=== Challenge ===
Each line that includes "Béchamel" counts once; give the total and nothing besides.

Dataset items
====

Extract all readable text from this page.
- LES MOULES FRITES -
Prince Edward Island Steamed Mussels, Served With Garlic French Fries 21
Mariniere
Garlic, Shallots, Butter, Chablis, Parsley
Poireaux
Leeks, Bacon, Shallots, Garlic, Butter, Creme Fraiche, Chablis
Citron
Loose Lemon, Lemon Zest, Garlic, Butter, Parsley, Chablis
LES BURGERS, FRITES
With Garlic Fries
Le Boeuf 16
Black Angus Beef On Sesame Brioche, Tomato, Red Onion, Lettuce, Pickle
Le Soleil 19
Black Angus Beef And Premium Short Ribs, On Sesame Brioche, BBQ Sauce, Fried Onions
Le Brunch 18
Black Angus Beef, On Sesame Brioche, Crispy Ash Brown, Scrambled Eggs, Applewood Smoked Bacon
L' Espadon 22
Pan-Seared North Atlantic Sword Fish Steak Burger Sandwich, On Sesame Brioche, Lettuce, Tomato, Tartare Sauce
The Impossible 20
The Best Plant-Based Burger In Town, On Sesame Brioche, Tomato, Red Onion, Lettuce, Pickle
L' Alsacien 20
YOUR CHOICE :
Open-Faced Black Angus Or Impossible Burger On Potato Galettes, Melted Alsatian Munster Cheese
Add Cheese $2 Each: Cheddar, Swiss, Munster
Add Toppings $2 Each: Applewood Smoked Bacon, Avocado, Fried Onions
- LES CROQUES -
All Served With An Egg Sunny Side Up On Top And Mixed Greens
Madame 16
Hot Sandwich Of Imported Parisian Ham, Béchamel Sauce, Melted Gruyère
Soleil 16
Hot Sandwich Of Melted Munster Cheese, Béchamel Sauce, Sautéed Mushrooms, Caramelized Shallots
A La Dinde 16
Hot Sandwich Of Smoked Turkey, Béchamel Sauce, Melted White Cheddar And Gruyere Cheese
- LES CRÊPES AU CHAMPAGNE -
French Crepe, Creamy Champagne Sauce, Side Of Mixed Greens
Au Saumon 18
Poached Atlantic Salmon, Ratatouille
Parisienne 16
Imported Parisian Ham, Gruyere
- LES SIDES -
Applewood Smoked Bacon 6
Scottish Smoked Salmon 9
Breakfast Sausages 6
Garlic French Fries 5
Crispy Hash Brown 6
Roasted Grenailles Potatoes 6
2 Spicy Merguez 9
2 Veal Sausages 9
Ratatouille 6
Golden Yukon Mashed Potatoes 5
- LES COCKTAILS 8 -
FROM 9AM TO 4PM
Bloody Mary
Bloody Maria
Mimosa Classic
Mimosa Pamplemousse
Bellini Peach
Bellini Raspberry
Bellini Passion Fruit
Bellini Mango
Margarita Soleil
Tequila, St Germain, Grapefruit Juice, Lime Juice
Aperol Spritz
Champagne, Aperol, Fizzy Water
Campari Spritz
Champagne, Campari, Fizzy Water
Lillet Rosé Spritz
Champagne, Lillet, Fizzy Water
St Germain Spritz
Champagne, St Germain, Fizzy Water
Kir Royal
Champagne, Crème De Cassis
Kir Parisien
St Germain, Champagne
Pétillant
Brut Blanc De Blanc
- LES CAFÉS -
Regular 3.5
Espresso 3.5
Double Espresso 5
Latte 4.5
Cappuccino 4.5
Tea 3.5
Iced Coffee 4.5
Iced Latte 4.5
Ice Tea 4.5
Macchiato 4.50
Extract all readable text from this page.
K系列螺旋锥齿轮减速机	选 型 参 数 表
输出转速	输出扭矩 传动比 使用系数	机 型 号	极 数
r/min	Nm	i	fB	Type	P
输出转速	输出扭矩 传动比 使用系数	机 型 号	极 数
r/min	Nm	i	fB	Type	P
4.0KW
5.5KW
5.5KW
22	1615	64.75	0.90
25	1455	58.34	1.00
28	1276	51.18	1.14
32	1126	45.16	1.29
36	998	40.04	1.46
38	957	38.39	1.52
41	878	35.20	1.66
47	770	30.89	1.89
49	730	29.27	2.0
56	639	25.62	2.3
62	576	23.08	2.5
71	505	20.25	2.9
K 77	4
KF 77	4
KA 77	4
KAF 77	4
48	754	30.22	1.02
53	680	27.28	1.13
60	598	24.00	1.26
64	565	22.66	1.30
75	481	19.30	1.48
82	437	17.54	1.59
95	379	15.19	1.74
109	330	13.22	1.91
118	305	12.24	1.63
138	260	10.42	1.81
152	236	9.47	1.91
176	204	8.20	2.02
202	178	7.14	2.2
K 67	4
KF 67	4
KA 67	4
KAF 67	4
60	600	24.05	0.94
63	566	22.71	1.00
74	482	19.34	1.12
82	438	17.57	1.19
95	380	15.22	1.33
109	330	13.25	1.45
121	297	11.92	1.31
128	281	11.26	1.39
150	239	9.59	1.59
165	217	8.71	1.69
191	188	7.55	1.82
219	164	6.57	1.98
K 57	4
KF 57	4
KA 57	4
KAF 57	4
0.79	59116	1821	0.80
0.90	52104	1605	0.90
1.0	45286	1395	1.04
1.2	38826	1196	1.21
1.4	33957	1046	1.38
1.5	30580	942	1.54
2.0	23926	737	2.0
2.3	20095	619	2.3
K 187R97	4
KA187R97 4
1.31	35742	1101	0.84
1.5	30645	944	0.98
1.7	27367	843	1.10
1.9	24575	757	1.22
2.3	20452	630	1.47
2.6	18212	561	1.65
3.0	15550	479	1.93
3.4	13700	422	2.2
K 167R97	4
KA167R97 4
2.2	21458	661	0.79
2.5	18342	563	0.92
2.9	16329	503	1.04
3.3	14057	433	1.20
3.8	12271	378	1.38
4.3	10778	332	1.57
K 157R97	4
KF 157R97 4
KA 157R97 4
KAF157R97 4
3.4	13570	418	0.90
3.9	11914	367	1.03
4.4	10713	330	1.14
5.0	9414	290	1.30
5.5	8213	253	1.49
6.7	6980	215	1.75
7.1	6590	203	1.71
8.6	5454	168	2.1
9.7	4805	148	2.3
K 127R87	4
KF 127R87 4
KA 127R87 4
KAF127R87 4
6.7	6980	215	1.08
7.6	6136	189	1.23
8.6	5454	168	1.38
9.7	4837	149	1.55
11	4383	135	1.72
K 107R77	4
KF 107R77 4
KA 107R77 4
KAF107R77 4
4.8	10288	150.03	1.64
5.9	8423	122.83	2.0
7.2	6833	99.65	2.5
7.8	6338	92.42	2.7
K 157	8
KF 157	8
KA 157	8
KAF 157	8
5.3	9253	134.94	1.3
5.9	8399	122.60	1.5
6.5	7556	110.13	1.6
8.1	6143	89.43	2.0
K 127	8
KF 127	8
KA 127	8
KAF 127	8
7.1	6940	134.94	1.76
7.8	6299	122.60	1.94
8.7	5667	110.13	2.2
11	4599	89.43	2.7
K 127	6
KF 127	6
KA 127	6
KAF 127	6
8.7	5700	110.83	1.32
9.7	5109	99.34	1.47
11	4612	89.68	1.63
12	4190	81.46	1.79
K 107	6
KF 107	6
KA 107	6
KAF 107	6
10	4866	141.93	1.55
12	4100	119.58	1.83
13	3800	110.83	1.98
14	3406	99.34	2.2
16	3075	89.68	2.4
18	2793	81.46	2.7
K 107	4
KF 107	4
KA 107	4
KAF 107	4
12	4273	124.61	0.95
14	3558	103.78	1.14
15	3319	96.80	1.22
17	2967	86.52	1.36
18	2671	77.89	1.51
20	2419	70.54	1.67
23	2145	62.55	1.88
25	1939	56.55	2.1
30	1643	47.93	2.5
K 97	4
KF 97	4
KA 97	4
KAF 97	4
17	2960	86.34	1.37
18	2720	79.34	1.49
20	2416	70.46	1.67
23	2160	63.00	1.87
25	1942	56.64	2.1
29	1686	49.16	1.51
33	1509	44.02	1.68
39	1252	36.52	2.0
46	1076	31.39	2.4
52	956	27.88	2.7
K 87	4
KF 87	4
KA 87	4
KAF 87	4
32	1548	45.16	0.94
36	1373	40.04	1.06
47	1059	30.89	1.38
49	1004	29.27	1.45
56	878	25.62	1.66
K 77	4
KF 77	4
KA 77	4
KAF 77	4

====

=== Result for this task ===
3